------ TEXTO DE LECTURA
NOTA DE TAPA
La ciudad de Tilcara sirve de base para increíbles excursiones. Cabalgatas entre las nubes hasta Las Yungas, caminatas con llamas de carga al estilo inca, bajadas en bicicleta desde las Salinas Grandes a Purmamarca y descensos en rappel por paredes de roca.
› Por Julián Varsavsky
Una cosa es caminar, andar a caballo o pedalear en bicicleta entre lindos paisajes, y otra muy distinta es hacerlo en Jujuy. Porque en esta provincia norteña a la belleza del paisaje se le suman su originalidad, principalmente por los cerros con vetas de colores superpuestos que no existen en ningún otro lugar, y también por sus maravillosas Salinas Grandes con su paisaje lunar. Y además, al internarse por cerros y montañas, o por las planicies de La Puna y los senderos de la selva de Las Yungas, el viajero toma contacto directo con la cultura autóctona y el modo de vida de esas personas, tan ajeno a la gran ciudad.
No es muy lejos de la Quebrada de Humahuaca, pero hay que irse bastante alto hasta el paisaje lunar de las Salinas Grandes. El camino está pavimentado, llega hasta los 4200 metros en el punto más alto de la Cuesta de Lipán, y de repente se ingresa en La Puna. Alrededor ya desaparece todo atisbo de vegetación, y la planicie blanca y radiante de las Salinas Grandes se derrama como un plácido mar de sal hasta más allá de donde llega la mirada.
El mejor vehículo para recorrer las salinas es una bicicleta estilo mountain bike, ya que el terreno es totalmente plano y sin obstáculos. La excursión llega hasta la salina en camioneta con las bicicletas cargadas atrás, y entonces el viajero se dedica libremente a recorrer ese mundo blanco en soledad –si así lo desea–, ya que allí nadie se puede perder. Se visitan los piletones rectangulares donde se extrajo la sal –y se ve a los salineros en sus labores, encapuchados y con anteojos negros contra un sol que enceguece–, se va hasta el borde mismo de la salina y se pedalea mientras las ruedas van dejando una huella sutil en esa red de pentágonos de un metro por lado que se reproducen con la exactitud matemática de una telaraña.
Antes de emprender el regreso en bicicleta por la Cuesta de Lipán se come algo liviano. Si hay niños éstos vuelven a la camioneta, y la pequeña caravana de bicicletas emprende el regreso. En los primeros 10 kilómetros desde el borde de la salina hay una subida que la mayoría elige hacer en la camioneta, hasta el punto de los 4200 metros. Y a partir de allí sí, son 70 kilómetros de bajada constante hasta Purmamarca.
------------
------ EXTRACTO DE DATOS
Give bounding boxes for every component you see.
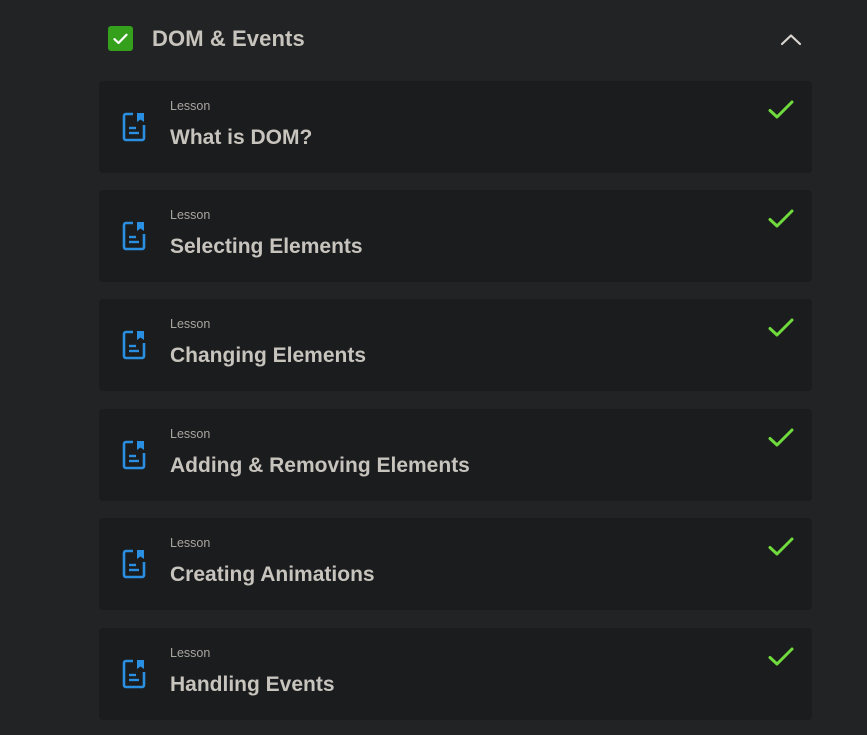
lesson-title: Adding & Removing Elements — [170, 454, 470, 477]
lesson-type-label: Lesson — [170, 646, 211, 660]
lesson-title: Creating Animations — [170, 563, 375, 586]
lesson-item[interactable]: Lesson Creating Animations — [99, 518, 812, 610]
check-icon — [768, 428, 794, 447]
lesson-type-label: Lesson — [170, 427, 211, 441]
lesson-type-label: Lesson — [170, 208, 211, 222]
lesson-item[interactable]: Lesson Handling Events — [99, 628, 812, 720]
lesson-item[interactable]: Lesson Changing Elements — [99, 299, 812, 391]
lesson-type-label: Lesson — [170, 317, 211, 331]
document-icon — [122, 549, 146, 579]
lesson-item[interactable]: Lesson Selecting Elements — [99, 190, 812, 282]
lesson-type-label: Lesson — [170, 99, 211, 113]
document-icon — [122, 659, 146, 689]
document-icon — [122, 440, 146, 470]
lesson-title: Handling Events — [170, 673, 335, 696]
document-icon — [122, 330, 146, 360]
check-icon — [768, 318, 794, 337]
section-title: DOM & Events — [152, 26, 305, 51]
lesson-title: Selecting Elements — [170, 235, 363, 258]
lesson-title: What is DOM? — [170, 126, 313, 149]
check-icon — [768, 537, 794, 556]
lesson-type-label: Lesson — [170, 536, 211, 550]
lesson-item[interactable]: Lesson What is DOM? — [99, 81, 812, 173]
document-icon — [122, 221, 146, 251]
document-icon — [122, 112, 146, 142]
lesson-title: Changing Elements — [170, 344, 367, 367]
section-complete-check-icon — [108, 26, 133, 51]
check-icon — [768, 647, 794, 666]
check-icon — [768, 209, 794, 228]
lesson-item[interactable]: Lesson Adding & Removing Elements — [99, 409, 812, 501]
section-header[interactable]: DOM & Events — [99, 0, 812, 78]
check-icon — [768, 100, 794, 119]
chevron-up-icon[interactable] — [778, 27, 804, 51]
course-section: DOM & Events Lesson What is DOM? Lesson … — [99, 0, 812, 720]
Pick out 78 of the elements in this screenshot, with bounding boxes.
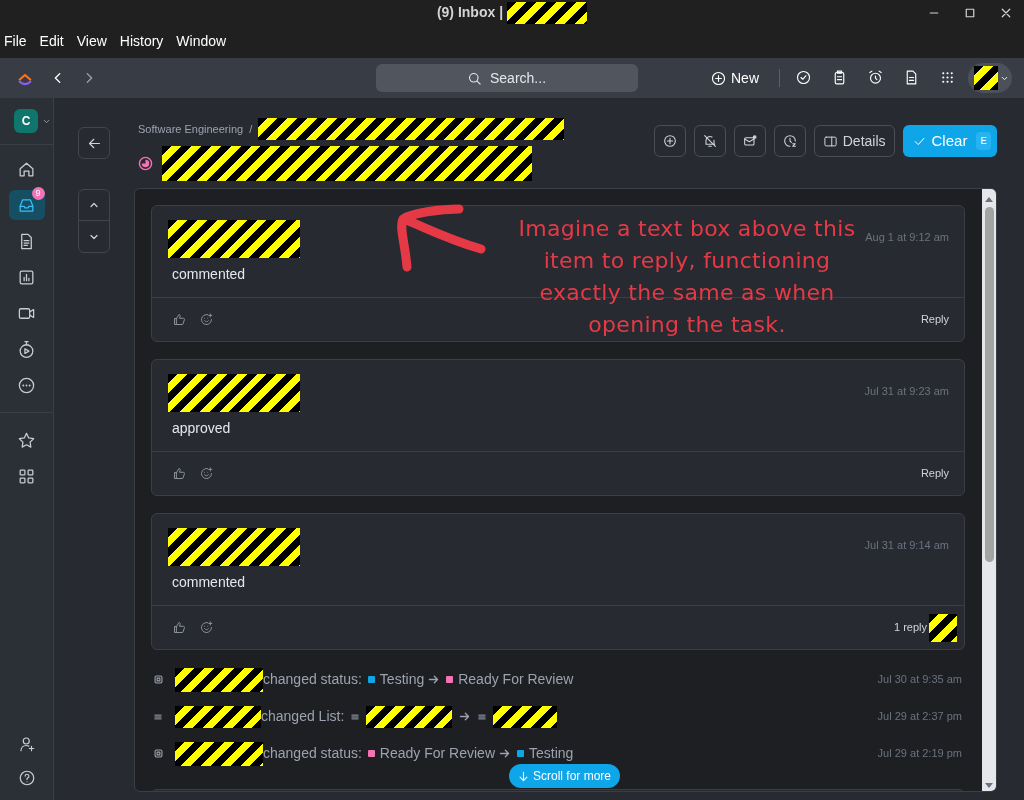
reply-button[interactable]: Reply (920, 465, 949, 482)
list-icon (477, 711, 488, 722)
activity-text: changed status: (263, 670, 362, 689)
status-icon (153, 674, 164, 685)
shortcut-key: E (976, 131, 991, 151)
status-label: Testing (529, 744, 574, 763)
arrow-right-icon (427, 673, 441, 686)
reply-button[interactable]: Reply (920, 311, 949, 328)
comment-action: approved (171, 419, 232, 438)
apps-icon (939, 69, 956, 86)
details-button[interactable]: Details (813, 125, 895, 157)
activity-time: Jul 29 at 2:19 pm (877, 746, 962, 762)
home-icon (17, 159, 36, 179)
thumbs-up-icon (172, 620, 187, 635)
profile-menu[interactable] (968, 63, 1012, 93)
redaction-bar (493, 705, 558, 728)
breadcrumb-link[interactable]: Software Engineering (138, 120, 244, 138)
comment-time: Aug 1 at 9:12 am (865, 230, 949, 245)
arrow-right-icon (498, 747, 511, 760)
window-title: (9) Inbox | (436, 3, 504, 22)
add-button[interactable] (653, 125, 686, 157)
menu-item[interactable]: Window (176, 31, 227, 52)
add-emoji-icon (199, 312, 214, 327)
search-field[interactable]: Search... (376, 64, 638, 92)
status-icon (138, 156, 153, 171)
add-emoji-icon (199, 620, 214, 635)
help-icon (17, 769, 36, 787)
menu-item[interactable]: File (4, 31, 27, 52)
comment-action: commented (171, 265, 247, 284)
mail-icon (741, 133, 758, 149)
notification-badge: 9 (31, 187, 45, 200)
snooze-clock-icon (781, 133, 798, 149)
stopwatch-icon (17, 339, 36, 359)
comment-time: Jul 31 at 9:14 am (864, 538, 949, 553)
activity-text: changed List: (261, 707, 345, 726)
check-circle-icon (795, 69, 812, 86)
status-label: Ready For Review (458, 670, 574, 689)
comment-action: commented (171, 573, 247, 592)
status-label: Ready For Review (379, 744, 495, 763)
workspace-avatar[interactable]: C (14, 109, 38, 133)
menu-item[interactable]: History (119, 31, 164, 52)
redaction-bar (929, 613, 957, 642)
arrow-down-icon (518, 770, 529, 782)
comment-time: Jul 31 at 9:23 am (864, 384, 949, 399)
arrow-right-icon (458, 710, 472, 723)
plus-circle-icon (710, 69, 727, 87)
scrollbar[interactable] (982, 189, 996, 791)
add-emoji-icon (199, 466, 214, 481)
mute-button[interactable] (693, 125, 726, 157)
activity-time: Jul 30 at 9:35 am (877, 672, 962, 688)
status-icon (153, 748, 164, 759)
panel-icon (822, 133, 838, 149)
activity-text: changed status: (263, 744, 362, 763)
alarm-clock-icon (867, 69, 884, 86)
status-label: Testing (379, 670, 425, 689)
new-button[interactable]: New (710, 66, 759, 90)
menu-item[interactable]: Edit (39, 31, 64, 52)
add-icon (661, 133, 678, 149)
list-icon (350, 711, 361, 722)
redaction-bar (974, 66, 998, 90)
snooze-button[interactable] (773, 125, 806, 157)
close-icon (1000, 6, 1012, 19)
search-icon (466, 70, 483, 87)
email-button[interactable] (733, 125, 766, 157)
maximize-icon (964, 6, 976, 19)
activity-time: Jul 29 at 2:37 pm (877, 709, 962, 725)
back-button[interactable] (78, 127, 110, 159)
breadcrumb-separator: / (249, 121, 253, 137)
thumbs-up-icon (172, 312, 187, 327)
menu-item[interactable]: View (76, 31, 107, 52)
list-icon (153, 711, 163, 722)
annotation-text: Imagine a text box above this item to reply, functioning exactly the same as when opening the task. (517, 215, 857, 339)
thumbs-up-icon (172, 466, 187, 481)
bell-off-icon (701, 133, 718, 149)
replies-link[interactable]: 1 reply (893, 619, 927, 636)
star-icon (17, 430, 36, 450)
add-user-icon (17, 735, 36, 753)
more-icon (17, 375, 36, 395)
------------
------ EXTRACTO DE DATOS
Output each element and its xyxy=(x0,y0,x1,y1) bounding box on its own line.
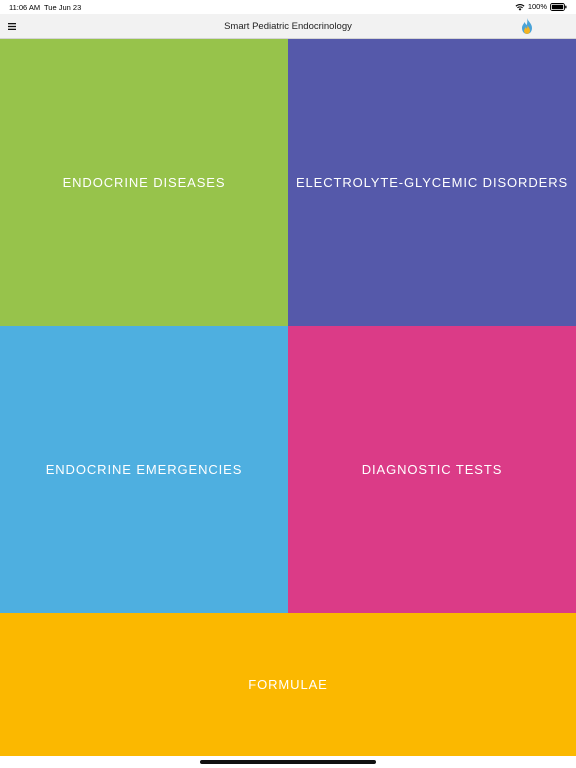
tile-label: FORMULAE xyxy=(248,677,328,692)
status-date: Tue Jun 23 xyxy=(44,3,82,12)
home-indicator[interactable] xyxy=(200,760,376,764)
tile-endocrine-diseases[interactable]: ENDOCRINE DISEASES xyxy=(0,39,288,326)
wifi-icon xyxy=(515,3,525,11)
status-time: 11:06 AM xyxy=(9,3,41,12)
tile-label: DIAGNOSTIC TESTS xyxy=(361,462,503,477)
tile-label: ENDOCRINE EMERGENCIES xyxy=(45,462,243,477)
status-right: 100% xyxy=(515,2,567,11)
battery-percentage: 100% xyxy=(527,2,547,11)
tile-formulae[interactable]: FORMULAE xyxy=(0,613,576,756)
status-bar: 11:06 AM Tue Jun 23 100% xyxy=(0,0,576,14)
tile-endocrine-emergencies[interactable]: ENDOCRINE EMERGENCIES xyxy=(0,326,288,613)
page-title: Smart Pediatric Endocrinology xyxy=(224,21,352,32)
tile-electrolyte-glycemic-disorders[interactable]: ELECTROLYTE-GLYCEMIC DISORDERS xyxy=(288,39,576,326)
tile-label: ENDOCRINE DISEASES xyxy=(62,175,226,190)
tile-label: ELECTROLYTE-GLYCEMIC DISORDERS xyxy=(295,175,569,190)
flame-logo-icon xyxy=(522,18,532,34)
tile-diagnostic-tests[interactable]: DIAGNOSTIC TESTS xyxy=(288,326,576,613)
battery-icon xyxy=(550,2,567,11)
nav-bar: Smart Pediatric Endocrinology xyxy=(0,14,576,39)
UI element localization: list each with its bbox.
------------
**QUÉ HACER**
1: Repite el pasaje del texto sobre Jujuy: empieza en las palabras "No es muy lejos" y termina después de "llega la mirada.".
2: Responde, por favor, estas preguntas sobre el texto de Jujuy:
(a) ¿Hasta qué altura llega el camino en el punto más alto de la Cuesta de Lipán?
(b) ¿Cómo llegan las bicicletas hasta la salina?
(c) ¿Cuántos kilómetros de bajada constante hay hasta Purmamarca?

**LAS SOLUCIONES**
1:
No es muy lejos de la Quebrada de Humahuaca, pero hay que irse bastante alto hasta el paisaje lunar de las Salinas Grandes. El camino está pavimentado, llega hasta los 4200 metros en el punto más alto de la Cuesta de Lipán, y de repente se ingresa en La Puna. Alrededor ya desaparece todo atisbo de vegetación, y la planicie blanca y radiante de las Salinas Grandes se derrama como un plácido mar de sal hasta más allá de donde llega la mirada.

2:
(a) Hasta los 4200 metros.
(b) En camioneta, cargadas atrás.
(c) Son 70 kilómetros.